## Data entries
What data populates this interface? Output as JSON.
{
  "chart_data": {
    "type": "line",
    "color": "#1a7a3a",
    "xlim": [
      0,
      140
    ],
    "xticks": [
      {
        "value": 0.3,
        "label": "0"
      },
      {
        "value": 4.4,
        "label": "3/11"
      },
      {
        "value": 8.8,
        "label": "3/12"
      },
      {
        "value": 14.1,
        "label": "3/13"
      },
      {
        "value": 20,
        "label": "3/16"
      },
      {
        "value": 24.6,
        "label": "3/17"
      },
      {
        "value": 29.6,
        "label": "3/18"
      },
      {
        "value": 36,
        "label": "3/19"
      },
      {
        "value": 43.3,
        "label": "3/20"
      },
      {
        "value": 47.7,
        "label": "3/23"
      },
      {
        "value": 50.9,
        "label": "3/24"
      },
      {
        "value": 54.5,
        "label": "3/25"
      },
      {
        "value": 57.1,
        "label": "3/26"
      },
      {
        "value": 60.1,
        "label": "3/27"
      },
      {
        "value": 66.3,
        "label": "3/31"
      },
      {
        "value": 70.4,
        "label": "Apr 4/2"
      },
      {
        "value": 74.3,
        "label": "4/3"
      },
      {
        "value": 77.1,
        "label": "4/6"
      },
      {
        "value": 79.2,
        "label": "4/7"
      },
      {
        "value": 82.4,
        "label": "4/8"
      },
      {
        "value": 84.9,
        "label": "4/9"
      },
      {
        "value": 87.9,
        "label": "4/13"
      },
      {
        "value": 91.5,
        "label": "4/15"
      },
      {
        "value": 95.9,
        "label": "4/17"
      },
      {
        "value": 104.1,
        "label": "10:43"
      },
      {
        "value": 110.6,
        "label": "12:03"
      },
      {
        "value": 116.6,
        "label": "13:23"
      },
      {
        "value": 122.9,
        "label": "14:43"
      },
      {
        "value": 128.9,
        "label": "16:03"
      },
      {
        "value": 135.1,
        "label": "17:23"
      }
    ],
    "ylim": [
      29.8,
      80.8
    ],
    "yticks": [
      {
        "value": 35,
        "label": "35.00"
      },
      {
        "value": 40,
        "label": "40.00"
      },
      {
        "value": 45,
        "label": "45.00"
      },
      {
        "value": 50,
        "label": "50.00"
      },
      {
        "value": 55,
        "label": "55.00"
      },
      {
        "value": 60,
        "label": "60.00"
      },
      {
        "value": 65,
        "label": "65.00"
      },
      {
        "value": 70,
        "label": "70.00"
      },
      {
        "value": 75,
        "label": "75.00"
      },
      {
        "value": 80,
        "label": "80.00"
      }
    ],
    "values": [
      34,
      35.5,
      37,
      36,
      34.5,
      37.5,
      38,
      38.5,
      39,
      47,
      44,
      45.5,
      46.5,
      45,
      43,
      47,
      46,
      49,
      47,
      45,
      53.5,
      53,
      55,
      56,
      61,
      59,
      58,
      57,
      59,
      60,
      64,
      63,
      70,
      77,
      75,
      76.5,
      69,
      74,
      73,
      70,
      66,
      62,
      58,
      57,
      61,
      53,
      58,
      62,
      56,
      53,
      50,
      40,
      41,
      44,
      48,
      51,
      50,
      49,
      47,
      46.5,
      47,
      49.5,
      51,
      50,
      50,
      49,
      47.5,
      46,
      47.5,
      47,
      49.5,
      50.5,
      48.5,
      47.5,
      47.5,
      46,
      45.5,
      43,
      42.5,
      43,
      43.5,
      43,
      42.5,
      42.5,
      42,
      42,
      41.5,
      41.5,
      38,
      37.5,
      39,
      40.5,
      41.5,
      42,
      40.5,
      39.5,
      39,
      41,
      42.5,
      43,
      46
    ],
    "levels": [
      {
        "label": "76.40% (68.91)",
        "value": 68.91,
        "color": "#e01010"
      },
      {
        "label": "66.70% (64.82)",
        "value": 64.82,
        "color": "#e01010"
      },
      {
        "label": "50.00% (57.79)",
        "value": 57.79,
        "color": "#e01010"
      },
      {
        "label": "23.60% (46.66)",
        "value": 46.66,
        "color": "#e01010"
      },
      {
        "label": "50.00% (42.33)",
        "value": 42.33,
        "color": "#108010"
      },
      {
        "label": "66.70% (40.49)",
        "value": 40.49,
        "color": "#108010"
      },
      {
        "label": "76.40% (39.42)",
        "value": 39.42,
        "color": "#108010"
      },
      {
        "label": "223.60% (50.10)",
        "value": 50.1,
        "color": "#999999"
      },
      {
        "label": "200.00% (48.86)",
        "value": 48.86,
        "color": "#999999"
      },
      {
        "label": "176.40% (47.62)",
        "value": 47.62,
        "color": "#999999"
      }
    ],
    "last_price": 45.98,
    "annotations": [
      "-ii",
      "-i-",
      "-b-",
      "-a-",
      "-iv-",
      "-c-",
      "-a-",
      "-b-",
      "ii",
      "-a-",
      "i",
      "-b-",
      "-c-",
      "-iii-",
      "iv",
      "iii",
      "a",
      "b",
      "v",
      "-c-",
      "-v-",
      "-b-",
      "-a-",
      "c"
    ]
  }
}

## The request
Reproduce the entire listing word for word.

## Correct result
What data populates this interface? Output as JSON.
{
  "chart_data": {
    "type": "line",
    "color": "#1a7a3a",
    "xlim": [
      0,
      140
    ],
    "xticks": [
      {
        "value": 0.3,
        "label": "0"
      },
      {
        "value": 4.4,
        "label": "3/11"
      },
      {
        "value": 8.8,
        "label": "3/12"
      },
      {
        "value": 14.1,
        "label": "3/13"
      },
      {
        "value": 20,
        "label": "3/16"
      },
      {
        "value": 24.6,
        "label": "3/17"
      },
      {
        "value": 29.6,
        "label": "3/18"
      },
      {
        "value": 36,
        "label": "3/19"
      },
      {
        "value": 43.3,
        "label": "3/20"
      },
      {
        "value": 47.7,
        "label": "3/23"
      },
      {
        "value": 50.9,
        "label": "3/24"
      },
      {
        "value": 54.5,
        "label": "3/25"
      },
      {
        "value": 57.1,
        "label": "3/26"
      },
      {
        "value": 60.1,
        "label": "3/27"
      },
      {
        "value": 66.3,
        "label": "3/31"
      },
      {
        "value": 70.4,
        "label": "Apr 4/2"
      },
      {
        "value": 74.3,
        "label": "4/3"
      },
      {
        "value": 77.1,
        "label": "4/6"
      },
      {
        "value": 79.2,
        "label": "4/7"
      },
      {
        "value": 82.4,
        "label": "4/8"
      },
      {
        "value": 84.9,
        "label": "4/9"
      },
      {
        "value": 87.9,
        "label": "4/13"
      },
      {
        "value": 91.5,
        "label": "4/15"
      },
      {
        "value": 95.9,
        "label": "4/17"
      },
      {
        "value": 104.1,
        "label": "10:43"
      },
      {
        "value": 110.6,
        "label": "12:03"
      },
      {
        "value": 116.6,
        "label": "13:23"
      },
      {
        "value": 122.9,
        "label": "14:43"
      },
      {
        "value": 128.9,
        "label": "16:03"
      },
      {
        "value": 135.1,
        "label": "17:23"
      }
    ],
    "ylim": [
      29.8,
      80.8
    ],
    "yticks": [
      {
        "value": 35,
        "label": "35.00"
      },
      {
        "value": 40,
        "label": "40.00"
      },
      {
        "value": 45,
        "label": "45.00"
      },
      {
        "value": 50,
        "label": "50.00"
      },
      {
        "value": 55,
        "label": "55.00"
      },
      {
        "value": 60,
        "label": "60.00"
      },
      {
        "value": 65,
        "label": "65.00"
      },
      {
        "value": 70,
        "label": "70.00"
      },
      {
        "value": 75,
        "label": "75.00"
      },
      {
        "value": 80,
        "label": "80.00"
      }
    ],
    "values": [
      34,
      35.5,
      37,
      36,
      34.5,
      37.5,
      38,
      38.5,
      39,
      47,
      44,
      45.5,
      46.5,
      45,
      43,
      47,
      46,
      49,
      47,
      45,
      53.5,
      53,
      55,
      56,
      61,
      59,
      58,
      57,
      59,
      60,
      64,
      63,
      70,
      77,
      75,
      76.5,
      69,
      74,
      73,
      70,
      66,
      62,
      58,
      57,
      61,
      53,
      58,
      62,
      56,
      53,
      50,
      40,
      41,
      44,
      48,
      51,
      50,
      49,
      47,
      46.5,
      47,
      49.5,
      51,
      50,
      50,
      49,
      47.5,
      46,
      47.5,
      47,
      49.5,
      50.5,
      48.5,
      47.5,
      47.5,
      46,
      45.5,
      43,
      42.5,
      43,
      43.5,
      43,
      42.5,
      42.5,
      42,
      42,
      41.5,
      41.5,
      38,
      37.5,
      39,
      40.5,
      41.5,
      42,
      40.5,
      39.5,
      39,
      41,
      42.5,
      43,
      46
    ],
    "levels": [
      {
        "label": "76.40% (68.91)",
        "value": 68.91,
        "color": "#e01010"
      },
      {
        "label": "66.70% (64.82)",
        "value": 64.82,
        "color": "#e01010"
      },
      {
        "label": "50.00% (57.79)",
        "value": 57.79,
        "color": "#e01010"
      },
      {
        "label": "23.60% (46.66)",
        "value": 46.66,
        "color": "#e01010"
      },
      {
        "label": "50.00% (42.33)",
        "value": 42.33,
        "color": "#108010"
      },
      {
        "label": "66.70% (40.49)",
        "value": 40.49,
        "color": "#108010"
      },
      {
        "label": "76.40% (39.42)",
        "value": 39.42,
        "color": "#108010"
      },
      {
        "label": "223.60% (50.10)",
        "value": 50.1,
        "color": "#999999"
      },
      {
        "label": "200.00% (48.86)",
        "value": 48.86,
        "color": "#999999"
      },
      {
        "label": "176.40% (47.62)",
        "value": 47.62,
        "color": "#999999"
      }
    ],
    "last_price": 45.98,
    "annotations": [
      "-ii",
      "-i-",
      "-b-",
      "-a-",
      "-iv-",
      "-c-",
      "-a-",
      "-b-",
      "ii",
      "-a-",
      "i",
      "-b-",
      "-c-",
      "-iii-",
      "iv",
      "iii",
      "a",
      "b",
      "v",
      "-c-",
      "-v-",
      "-b-",
      "-a-",
      "c"
    ]
  }
}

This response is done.